• **Instructions for the task**: Work through the data line by line, gathering every line that has the word "pantalla".
— start of Information provided —
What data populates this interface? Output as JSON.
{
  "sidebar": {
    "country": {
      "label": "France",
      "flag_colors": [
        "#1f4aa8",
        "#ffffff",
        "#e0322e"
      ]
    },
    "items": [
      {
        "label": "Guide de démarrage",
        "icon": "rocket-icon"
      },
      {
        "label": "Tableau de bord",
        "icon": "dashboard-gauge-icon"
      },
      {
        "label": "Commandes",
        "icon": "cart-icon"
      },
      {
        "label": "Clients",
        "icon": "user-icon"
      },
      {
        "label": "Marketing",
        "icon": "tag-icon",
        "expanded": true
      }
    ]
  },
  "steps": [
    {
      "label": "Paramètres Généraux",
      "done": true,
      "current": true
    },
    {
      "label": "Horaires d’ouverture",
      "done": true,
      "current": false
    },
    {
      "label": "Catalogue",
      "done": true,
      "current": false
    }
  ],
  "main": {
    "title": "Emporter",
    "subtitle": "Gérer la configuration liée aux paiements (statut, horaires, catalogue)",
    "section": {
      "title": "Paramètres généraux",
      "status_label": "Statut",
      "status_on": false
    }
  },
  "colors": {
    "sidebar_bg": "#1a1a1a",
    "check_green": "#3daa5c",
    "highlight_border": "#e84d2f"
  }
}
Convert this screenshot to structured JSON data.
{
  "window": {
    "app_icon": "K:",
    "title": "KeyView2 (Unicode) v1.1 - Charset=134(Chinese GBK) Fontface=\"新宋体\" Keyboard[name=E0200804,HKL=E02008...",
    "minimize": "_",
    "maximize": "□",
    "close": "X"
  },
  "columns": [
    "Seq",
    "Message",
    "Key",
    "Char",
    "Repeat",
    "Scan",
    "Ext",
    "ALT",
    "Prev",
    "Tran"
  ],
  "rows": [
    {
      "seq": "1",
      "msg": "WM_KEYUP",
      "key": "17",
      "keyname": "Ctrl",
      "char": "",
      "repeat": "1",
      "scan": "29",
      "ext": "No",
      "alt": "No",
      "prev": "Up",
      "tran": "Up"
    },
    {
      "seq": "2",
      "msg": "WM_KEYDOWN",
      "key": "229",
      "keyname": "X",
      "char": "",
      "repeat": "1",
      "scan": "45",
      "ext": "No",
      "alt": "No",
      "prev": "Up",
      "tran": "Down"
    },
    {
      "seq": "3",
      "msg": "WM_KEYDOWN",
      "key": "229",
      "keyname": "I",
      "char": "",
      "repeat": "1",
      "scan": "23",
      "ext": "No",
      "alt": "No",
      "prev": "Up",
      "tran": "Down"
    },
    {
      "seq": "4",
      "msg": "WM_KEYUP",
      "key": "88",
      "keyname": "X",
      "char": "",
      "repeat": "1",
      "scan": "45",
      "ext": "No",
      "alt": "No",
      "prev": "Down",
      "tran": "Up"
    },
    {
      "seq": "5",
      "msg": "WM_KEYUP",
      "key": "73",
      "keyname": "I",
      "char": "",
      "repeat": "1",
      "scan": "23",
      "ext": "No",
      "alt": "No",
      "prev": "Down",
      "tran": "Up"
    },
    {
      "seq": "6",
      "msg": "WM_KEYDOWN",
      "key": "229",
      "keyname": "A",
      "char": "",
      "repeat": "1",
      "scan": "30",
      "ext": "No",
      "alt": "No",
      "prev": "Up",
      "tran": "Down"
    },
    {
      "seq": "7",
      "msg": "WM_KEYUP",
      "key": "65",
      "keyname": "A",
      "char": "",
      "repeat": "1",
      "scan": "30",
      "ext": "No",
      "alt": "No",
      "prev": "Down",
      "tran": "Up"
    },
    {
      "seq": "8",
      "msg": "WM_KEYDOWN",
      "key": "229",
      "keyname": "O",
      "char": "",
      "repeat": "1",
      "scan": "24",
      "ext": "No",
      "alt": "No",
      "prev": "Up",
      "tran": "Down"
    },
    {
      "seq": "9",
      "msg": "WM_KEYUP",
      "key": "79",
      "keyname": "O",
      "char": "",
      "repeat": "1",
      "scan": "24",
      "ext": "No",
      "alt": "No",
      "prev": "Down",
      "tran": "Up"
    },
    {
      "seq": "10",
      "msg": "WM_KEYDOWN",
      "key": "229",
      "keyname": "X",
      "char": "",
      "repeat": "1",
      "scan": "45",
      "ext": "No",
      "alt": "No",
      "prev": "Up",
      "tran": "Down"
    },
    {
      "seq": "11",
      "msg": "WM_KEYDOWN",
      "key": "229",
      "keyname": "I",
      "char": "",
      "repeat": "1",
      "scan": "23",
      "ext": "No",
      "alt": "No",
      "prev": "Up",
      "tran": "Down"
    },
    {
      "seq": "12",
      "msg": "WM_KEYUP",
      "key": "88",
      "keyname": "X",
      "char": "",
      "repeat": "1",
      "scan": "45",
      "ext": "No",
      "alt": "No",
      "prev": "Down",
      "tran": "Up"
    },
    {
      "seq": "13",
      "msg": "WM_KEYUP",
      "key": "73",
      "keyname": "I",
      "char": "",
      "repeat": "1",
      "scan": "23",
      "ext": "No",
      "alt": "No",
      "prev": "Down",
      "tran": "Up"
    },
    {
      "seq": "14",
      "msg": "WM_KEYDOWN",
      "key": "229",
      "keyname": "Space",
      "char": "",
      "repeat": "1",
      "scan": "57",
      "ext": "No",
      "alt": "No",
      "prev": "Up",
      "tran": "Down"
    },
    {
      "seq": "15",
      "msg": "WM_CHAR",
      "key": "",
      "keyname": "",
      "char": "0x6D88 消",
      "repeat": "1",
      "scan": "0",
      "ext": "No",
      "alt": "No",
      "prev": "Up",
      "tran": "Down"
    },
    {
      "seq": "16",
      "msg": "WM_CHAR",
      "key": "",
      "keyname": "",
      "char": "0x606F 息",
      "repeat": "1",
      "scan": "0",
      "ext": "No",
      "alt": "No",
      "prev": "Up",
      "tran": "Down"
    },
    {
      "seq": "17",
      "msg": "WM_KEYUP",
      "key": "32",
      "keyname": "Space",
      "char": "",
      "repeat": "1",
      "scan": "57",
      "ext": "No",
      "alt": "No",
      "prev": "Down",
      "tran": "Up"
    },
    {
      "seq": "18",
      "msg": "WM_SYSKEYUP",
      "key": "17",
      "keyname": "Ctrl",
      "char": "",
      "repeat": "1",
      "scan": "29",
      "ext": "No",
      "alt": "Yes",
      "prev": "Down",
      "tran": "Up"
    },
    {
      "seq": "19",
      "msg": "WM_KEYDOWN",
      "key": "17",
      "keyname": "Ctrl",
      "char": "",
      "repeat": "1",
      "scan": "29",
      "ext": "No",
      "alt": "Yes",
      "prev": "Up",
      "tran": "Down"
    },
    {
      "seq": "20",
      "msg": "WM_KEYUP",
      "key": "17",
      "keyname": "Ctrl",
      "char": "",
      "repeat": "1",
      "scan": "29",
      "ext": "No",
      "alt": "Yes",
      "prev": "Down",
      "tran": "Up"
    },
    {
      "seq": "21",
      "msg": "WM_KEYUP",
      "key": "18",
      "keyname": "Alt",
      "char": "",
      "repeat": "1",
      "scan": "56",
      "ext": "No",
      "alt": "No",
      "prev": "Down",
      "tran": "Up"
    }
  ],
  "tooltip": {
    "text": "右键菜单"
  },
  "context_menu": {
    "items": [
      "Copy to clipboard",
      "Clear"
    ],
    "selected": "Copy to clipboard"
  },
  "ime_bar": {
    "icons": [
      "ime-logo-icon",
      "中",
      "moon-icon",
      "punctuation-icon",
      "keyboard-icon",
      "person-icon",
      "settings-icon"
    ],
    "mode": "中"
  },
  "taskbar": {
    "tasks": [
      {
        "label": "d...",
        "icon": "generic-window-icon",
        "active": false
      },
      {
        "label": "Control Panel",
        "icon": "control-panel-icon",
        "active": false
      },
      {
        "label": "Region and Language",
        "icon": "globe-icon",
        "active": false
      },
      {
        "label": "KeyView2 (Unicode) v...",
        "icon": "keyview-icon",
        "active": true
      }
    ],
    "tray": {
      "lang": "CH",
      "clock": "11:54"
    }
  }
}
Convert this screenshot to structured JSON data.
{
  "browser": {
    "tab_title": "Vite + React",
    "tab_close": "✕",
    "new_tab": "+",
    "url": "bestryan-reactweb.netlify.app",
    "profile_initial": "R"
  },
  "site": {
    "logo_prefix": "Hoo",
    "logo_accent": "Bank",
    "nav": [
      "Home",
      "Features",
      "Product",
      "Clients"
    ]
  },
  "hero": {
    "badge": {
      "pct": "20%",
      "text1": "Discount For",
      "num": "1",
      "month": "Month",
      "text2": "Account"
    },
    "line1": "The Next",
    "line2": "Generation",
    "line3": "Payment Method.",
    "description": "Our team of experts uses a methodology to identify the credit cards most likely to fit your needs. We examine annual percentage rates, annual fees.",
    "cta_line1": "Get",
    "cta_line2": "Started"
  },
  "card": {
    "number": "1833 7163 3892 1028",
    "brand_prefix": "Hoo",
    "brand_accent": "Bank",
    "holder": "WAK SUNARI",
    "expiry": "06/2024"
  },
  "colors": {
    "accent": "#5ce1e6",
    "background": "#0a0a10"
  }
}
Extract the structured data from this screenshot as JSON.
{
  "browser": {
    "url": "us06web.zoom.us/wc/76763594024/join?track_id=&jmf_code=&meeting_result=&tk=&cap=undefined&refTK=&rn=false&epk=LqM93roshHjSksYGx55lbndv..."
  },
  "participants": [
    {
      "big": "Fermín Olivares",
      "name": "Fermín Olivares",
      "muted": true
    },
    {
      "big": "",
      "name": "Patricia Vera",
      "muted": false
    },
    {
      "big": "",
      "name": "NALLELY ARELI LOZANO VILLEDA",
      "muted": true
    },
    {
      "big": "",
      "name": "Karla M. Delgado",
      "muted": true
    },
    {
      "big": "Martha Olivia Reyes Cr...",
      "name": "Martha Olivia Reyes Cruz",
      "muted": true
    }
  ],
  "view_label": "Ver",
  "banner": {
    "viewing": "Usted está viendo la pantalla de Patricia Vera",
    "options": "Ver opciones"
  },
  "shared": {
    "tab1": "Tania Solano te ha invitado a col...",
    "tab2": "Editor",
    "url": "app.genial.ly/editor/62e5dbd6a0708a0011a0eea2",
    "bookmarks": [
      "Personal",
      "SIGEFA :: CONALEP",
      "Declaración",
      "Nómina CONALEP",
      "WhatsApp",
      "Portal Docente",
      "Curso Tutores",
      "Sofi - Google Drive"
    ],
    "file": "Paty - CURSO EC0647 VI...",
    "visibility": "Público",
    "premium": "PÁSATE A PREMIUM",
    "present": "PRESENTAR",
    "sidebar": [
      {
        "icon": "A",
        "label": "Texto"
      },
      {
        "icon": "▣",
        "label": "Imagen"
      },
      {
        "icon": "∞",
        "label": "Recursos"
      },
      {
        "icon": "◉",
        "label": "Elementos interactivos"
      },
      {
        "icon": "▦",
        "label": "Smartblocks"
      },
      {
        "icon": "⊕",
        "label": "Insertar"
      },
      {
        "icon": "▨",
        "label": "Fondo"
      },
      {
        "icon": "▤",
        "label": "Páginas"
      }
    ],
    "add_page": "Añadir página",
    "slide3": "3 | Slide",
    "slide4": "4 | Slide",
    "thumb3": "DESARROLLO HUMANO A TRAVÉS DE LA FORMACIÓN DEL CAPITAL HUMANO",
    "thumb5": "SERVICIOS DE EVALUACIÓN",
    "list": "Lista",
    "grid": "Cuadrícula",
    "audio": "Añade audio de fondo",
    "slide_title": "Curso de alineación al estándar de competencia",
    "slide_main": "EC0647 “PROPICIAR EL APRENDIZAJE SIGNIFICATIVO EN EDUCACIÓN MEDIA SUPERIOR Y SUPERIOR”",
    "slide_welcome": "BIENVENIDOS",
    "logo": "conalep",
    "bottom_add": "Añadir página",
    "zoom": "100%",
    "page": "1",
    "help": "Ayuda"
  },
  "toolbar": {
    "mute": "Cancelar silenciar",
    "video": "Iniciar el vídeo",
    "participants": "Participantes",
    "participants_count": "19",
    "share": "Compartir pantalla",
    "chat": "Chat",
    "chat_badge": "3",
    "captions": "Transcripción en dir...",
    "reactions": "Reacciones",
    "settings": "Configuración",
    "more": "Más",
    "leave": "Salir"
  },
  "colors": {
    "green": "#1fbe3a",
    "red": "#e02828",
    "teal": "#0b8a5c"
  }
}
— end of Information provided —
• **Solution for this task**:
    "viewing": "Usted está viendo la pantalla de Patricia Vera",
    "share": "Compartir pantalla",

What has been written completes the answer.